> [CONSIGNE A]: Relevez tous les pays cités par leur nom dans le texte sur le Bangladesh.
> [CONSIGNE B]: Prolongez le texte sur le Bangladesh en reprenant juste après sa dernière phrase.

Avec plusieurs de mes collègues du Parlement Européen, je me suis rendu récemment au Bangladesh. L’objectif ? Échanger avec les autorités du pays mais aussi avec des acteurs de la société civile bangladaise au sujet des droits humains. Ce pays traverse une période troublée. L’Union pourrait y jouer un rôle positif, notamment en prévision des élections qui doivent se tenir l’an prochain.
Le Bangladesh un géant peu connu
Le Bangladesh est peu connu en Europe bien que, avec ses 171 millions d’habitants, il soit pourtant le 8eme pays le plus peuplé du monde devant la Russie, le Japon, l’Egypte… C’est aussi le pays le plus densément peuplé de tous et l’un des plus menacés par le changement climatique. Il se situe pour l’essentiel dans le delta du Gange, à quelques mètres seulement au-dessus du niveau d’une mer qui monte inexorablement.
Le Bangladesh est surtout identifié en Europe pour son industrie textile qui emploie près de 4 millions de personnes dans des conditions majoritairement délétères et exporte 80% de sa production réalisée en sous-traitance pour le compte des grandes marques occidentales. Le Bangladesh, c’est le pays du Rana Plaza, cet immeuble-usine qui s’était effondré en 2013 causant la mort de 1127 personnes. Ce drame a été à l’origine de beaucoup des avancées réalisées en France et en Europe ces dernières années en matière de responsabilité des multinationales vis-à-vis de leurs chaînes de sous-traitance. Malheureusement, ces progrès sont actuellement remis en cause par la vague de dérégulation initiée par l’alliance de la droite et de l’extrême droite. Durant notre mission, nous avons rencontré des syndicalistes bangladais qui nous ont fait part de leurs combats et de l’importance qu’avait pour eux la pression exercée dans les pays développés sur les multinationales donneuses d’ordre des entreprises du textile. Avec la majorité actuelle, l’Europe rebrousse chemin et faillit à sa mission de protection des droits humains, tout en profitant d’avantages économiques des produits textiles à bas prix.

> [EXTRAIT DES DONNÉES]:
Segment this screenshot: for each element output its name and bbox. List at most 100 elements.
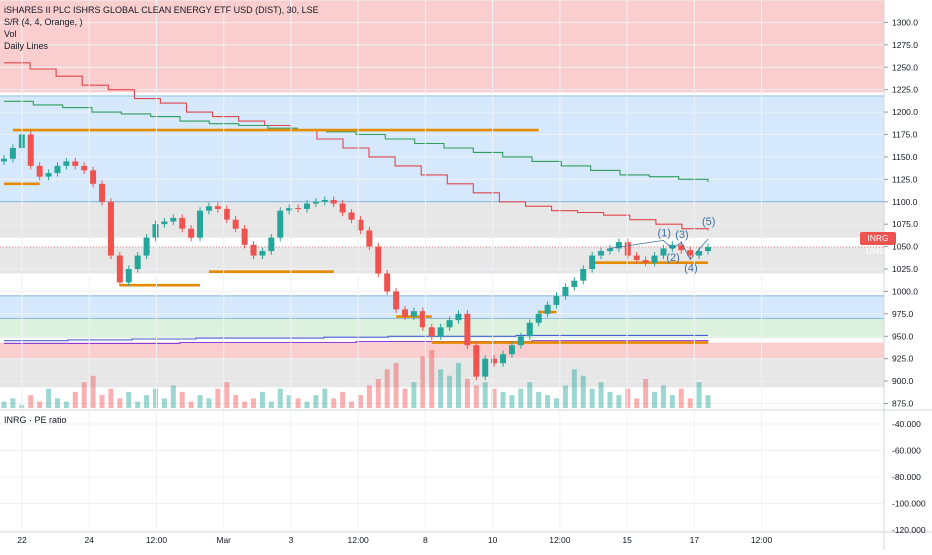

> [RÉSULTAT OBTENU A]: Bangladesh, Russie, Japon, Egypte, France

> [RÉSULTAT OBTENU B]:
Une histoire politique douloureuse
Sur le plan politique, le Bangladesh a une histoire récente douloureuse. Après de nombreux coups d’Etat militaires, le pays avait semblé retrouver le chemin de la démocratie dans les années 1990. Mais Sheikh Hasina, au pouvoir depuis 2008, a mené une politique de plus en plus autoritaire, restreignant les libertés publiques dans un contexte de corruption croissante. Elle avait promulgué en 2024 une loi qui réservait la plus grande part des postes dans la fonction publique aux descendants des combattants de la guerre de 1971. Alors que le chômage des jeunes explosait, cette loi a conduit à des troubles graves qui, durement réprimés, ont causé plus de 1400 morts.
Une transition délicate
Ces troubles ont finalement conduit au départ de Sheikh Hasina et sa fuite du pays en août 2024. Nous avons rencontré plusieurs des jeunes qui avaient mené cette contestation. Ils jouent toujours un rôle important dans la transition en cours.
Depuis lors, un gouvernement de transition s’est mis en place. À sa tête, les jeunes qui ont renversé Sheikh Hasina ont fait appel à une figure respectée dans tout le pays : l’économiste Muhammad Yunus. Fondateur en 1976 de la Grameen Bank, pionnière du microcrédit, il a permis à des millions de Bangladaises de sortir de la grande pauvreté, et a reçu en 2006 le Prix Nobel de la Paix pour cette œuvre d’émancipation et de justice sociale.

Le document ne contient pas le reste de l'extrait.